[Entries from a dataset]
----

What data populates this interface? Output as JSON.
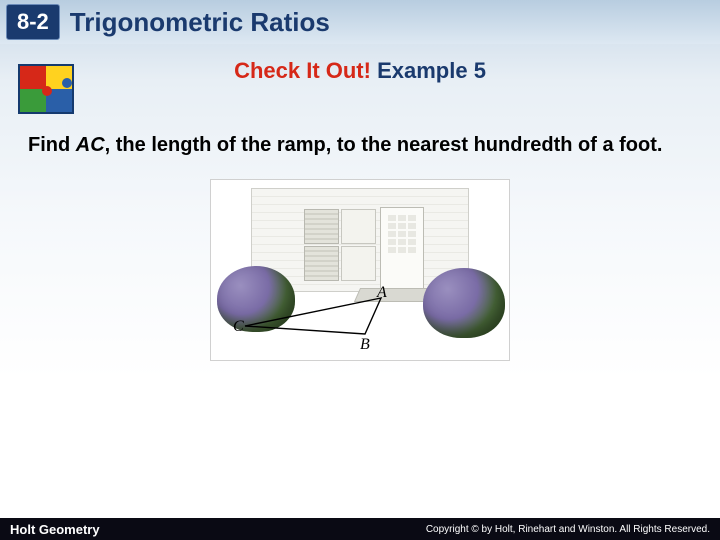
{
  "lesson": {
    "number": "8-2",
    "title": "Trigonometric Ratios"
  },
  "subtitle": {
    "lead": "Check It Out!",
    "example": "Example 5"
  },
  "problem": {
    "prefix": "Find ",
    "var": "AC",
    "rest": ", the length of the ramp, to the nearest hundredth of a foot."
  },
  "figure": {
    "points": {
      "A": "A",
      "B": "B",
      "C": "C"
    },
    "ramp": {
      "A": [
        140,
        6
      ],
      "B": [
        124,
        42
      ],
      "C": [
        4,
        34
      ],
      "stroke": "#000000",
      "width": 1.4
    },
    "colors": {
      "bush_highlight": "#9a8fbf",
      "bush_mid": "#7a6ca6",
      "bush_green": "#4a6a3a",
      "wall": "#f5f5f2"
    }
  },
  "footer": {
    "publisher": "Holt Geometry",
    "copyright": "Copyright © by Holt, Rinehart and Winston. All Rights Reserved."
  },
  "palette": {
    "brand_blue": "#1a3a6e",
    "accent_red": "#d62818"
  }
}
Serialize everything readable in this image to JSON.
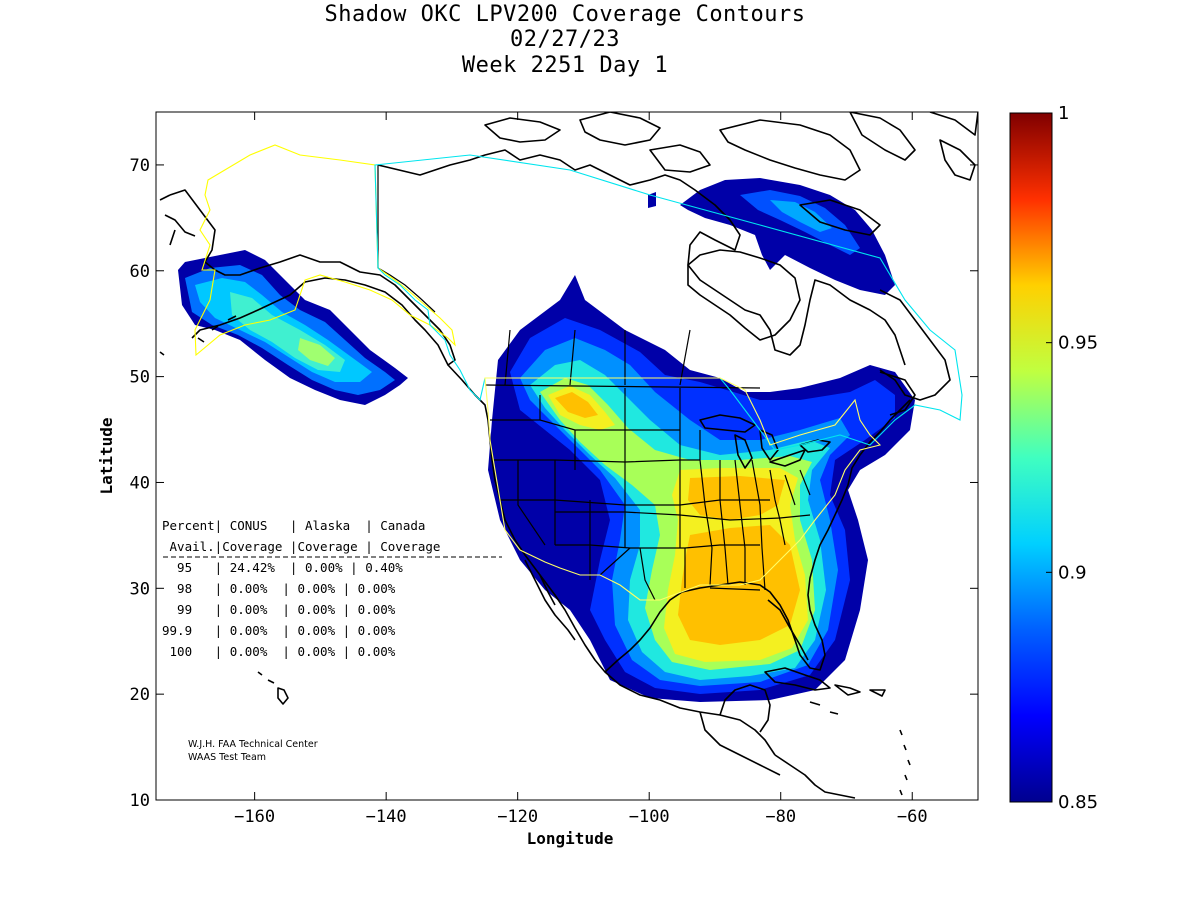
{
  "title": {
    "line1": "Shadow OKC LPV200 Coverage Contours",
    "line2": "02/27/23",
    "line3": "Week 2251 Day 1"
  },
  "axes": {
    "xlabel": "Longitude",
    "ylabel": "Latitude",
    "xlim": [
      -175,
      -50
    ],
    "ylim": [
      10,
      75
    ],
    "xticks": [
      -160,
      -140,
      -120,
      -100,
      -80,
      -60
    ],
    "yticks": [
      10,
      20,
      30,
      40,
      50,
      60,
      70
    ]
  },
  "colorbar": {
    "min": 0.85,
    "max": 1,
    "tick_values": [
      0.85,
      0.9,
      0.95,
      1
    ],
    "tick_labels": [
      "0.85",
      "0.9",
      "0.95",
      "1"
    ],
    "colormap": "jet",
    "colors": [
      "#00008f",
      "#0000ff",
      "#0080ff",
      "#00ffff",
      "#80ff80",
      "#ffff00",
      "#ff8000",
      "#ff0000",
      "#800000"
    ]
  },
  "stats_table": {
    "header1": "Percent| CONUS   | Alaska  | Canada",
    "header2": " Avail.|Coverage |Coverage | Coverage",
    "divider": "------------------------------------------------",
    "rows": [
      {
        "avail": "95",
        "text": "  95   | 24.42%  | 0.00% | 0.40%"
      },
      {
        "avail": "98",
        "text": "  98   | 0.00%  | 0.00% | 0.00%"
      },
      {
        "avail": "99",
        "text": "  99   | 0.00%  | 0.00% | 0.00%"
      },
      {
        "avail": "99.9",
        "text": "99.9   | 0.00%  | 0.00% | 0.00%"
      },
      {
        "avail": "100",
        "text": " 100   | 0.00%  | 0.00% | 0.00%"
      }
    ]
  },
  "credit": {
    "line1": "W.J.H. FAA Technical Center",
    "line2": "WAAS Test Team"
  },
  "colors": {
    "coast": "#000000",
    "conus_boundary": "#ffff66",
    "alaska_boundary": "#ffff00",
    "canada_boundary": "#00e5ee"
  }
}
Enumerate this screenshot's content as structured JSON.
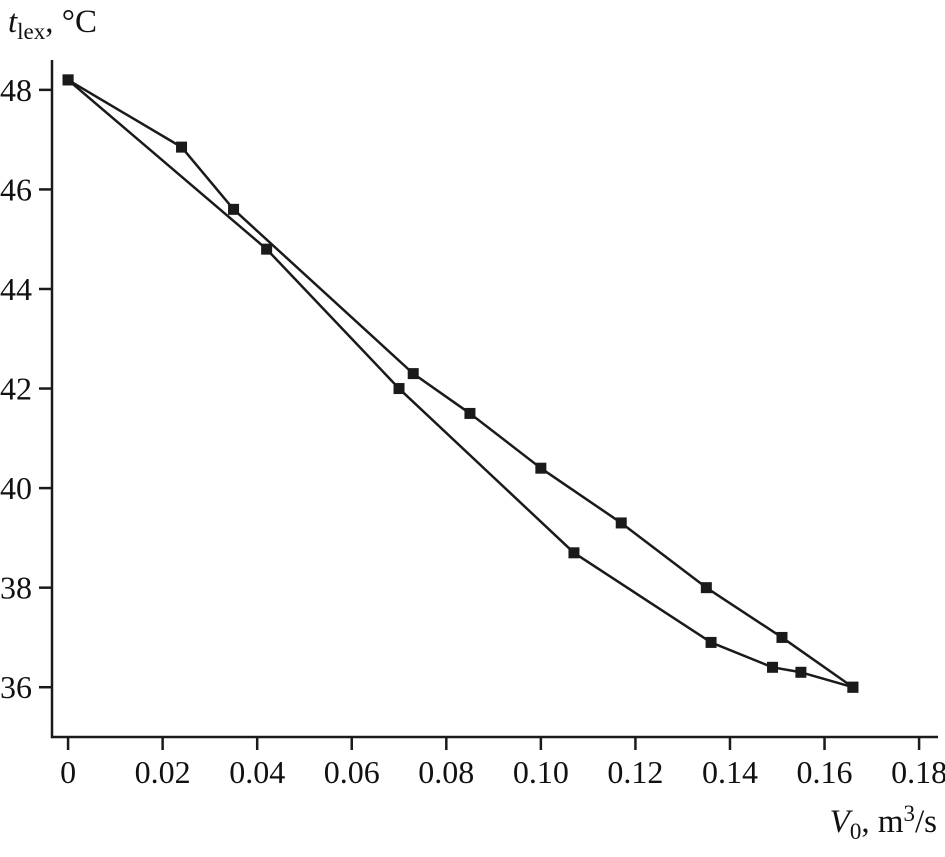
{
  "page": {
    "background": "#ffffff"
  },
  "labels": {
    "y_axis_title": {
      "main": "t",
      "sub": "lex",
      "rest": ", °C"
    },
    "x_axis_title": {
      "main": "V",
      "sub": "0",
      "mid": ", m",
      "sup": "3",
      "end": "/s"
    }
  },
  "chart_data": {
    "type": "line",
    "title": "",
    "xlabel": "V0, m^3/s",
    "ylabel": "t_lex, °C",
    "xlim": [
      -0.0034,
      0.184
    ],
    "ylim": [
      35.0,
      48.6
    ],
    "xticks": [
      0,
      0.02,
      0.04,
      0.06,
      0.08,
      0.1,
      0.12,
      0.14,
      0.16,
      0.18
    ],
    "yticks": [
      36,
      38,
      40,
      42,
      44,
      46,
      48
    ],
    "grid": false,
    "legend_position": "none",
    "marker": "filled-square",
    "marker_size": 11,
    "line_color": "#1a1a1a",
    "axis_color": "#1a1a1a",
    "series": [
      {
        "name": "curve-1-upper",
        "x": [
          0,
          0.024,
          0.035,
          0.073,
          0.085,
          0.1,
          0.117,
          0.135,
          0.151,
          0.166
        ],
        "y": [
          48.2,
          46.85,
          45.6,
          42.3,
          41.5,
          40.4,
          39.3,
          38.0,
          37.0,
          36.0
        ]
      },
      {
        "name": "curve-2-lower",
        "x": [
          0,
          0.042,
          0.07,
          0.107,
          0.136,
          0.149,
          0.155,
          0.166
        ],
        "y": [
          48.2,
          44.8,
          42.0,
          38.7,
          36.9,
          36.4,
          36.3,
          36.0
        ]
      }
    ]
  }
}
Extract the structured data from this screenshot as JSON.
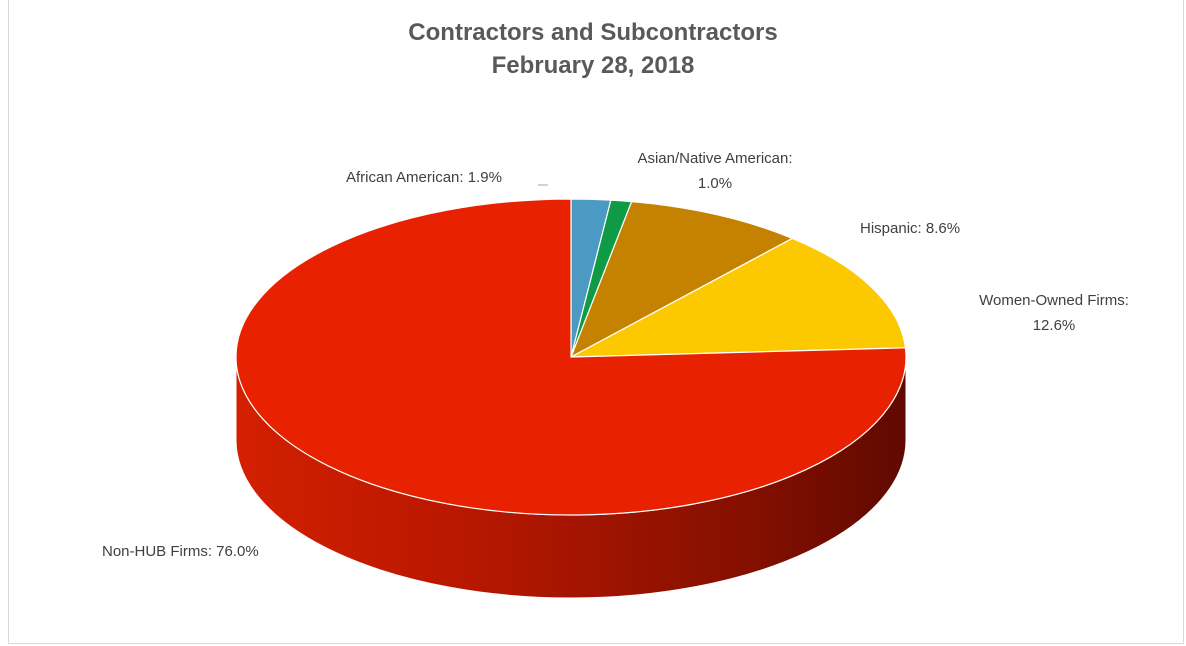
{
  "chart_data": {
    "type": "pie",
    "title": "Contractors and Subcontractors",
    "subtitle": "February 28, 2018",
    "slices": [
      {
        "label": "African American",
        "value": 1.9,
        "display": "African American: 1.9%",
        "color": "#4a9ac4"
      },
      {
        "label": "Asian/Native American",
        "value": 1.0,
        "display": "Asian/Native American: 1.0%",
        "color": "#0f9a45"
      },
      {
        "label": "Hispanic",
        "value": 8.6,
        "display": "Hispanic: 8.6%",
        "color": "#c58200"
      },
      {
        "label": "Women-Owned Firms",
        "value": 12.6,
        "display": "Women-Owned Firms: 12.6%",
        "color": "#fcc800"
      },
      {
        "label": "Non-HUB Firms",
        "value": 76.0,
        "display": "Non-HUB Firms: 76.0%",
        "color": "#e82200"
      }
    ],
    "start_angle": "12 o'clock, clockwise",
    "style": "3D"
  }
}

----

> **Challenge**
Pictures are excluded; copy all other data exactly as shown.

> **Written answer**
What data populates this interface? Output as JSON.
{
  "lesson": {
    "number": "8-2",
    "title": "Trigonometric Ratios"
  },
  "subtitle": {
    "lead": "Check It Out!",
    "example": "Example 5"
  },
  "problem": {
    "prefix": "Find ",
    "var": "AC",
    "rest": ", the length of the ramp, to the nearest hundredth of a foot."
  },
  "figure": {
    "points": {
      "A": "A",
      "B": "B",
      "C": "C"
    },
    "ramp": {
      "A": [
        140,
        6
      ],
      "B": [
        124,
        42
      ],
      "C": [
        4,
        34
      ],
      "stroke": "#000000",
      "width": 1.4
    },
    "colors": {
      "bush_highlight": "#9a8fbf",
      "bush_mid": "#7a6ca6",
      "bush_green": "#4a6a3a",
      "wall": "#f5f5f2"
    }
  },
  "footer": {
    "publisher": "Holt Geometry",
    "copyright": "Copyright © by Holt, Rinehart and Winston. All Rights Reserved."
  },
  "palette": {
    "brand_blue": "#1a3a6e",
    "accent_red": "#d62818"
  }
}
Serialize everything readable in this image to JSON.
{
  "title": {
    "line1": "Shadow OKC LPV200 Coverage Contours",
    "line2": "02/27/23",
    "line3": "Week 2251 Day 1"
  },
  "axes": {
    "xlabel": "Longitude",
    "ylabel": "Latitude",
    "xlim": [
      -175,
      -50
    ],
    "ylim": [
      10,
      75
    ],
    "xticks": [
      -160,
      -140,
      -120,
      -100,
      -80,
      -60
    ],
    "yticks": [
      10,
      20,
      30,
      40,
      50,
      60,
      70
    ]
  },
  "colorbar": {
    "min": 0.85,
    "max": 1,
    "tick_values": [
      0.85,
      0.9,
      0.95,
      1
    ],
    "tick_labels": [
      "0.85",
      "0.9",
      "0.95",
      "1"
    ],
    "colormap": "jet",
    "colors": [
      "#00008f",
      "#0000ff",
      "#0080ff",
      "#00ffff",
      "#80ff80",
      "#ffff00",
      "#ff8000",
      "#ff0000",
      "#800000"
    ]
  },
  "stats_table": {
    "header1": "Percent| CONUS   | Alaska  | Canada",
    "header2": " Avail.|Coverage |Coverage | Coverage",
    "divider": "------------------------------------------------",
    "rows": [
      {
        "avail": "95",
        "text": "  95   | 24.42%  | 0.00% | 0.40%"
      },
      {
        "avail": "98",
        "text": "  98   | 0.00%  | 0.00% | 0.00%"
      },
      {
        "avail": "99",
        "text": "  99   | 0.00%  | 0.00% | 0.00%"
      },
      {
        "avail": "99.9",
        "text": "99.9   | 0.00%  | 0.00% | 0.00%"
      },
      {
        "avail": "100",
        "text": " 100   | 0.00%  | 0.00% | 0.00%"
      }
    ]
  },
  "credit": {
    "line1": "W.J.H. FAA Technical Center",
    "line2": "WAAS Test Team"
  },
  "colors": {
    "coast": "#000000",
    "conus_boundary": "#ffff66",
    "alaska_boundary": "#ffff00",
    "canada_boundary": "#00e5ee"
  }
}
Enumerate this screenshot's content as structured JSON.
{
  "page": {
    "background": "#ffffff"
  },
  "labels": {
    "y_axis_title": {
      "main": "t",
      "sub": "lex",
      "rest": ", °C"
    },
    "x_axis_title": {
      "main": "V",
      "sub": "0",
      "mid": ", m",
      "sup": "3",
      "end": "/s"
    }
  },
  "chart_data": {
    "type": "line",
    "title": "",
    "xlabel": "V0, m^3/s",
    "ylabel": "t_lex, °C",
    "xlim": [
      -0.0034,
      0.184
    ],
    "ylim": [
      35.0,
      48.6
    ],
    "xticks": [
      0,
      0.02,
      0.04,
      0.06,
      0.08,
      0.1,
      0.12,
      0.14,
      0.16,
      0.18
    ],
    "yticks": [
      36,
      38,
      40,
      42,
      44,
      46,
      48
    ],
    "grid": false,
    "legend_position": "none",
    "marker": "filled-square",
    "marker_size": 11,
    "line_color": "#1a1a1a",
    "axis_color": "#1a1a1a",
    "series": [
      {
        "name": "curve-1-upper",
        "x": [
          0,
          0.024,
          0.035,
          0.073,
          0.085,
          0.1,
          0.117,
          0.135,
          0.151,
          0.166
        ],
        "y": [
          48.2,
          46.85,
          45.6,
          42.3,
          41.5,
          40.4,
          39.3,
          38.0,
          37.0,
          36.0
        ]
      },
      {
        "name": "curve-2-lower",
        "x": [
          0,
          0.042,
          0.07,
          0.107,
          0.136,
          0.149,
          0.155,
          0.166
        ],
        "y": [
          48.2,
          44.8,
          42.0,
          38.7,
          36.9,
          36.4,
          36.3,
          36.0
        ]
      }
    ]
  }
}
Extract the structured data from this screenshot as JSON.
{
  "chart_data": {
    "type": "pie",
    "title": "Contractors and Subcontractors",
    "subtitle": "February 28, 2018",
    "slices": [
      {
        "label": "African American",
        "value": 1.9,
        "display": "African American: 1.9%",
        "color": "#4a9ac4"
      },
      {
        "label": "Asian/Native American",
        "value": 1.0,
        "display": "Asian/Native American: 1.0%",
        "color": "#0f9a45"
      },
      {
        "label": "Hispanic",
        "value": 8.6,
        "display": "Hispanic: 8.6%",
        "color": "#c58200"
      },
      {
        "label": "Women-Owned Firms",
        "value": 12.6,
        "display": "Women-Owned Firms: 12.6%",
        "color": "#fcc800"
      },
      {
        "label": "Non-HUB Firms",
        "value": 76.0,
        "display": "Non-HUB Firms: 76.0%",
        "color": "#e82200"
      }
    ],
    "start_angle": "12 o'clock, clockwise",
    "style": "3D"
  }
}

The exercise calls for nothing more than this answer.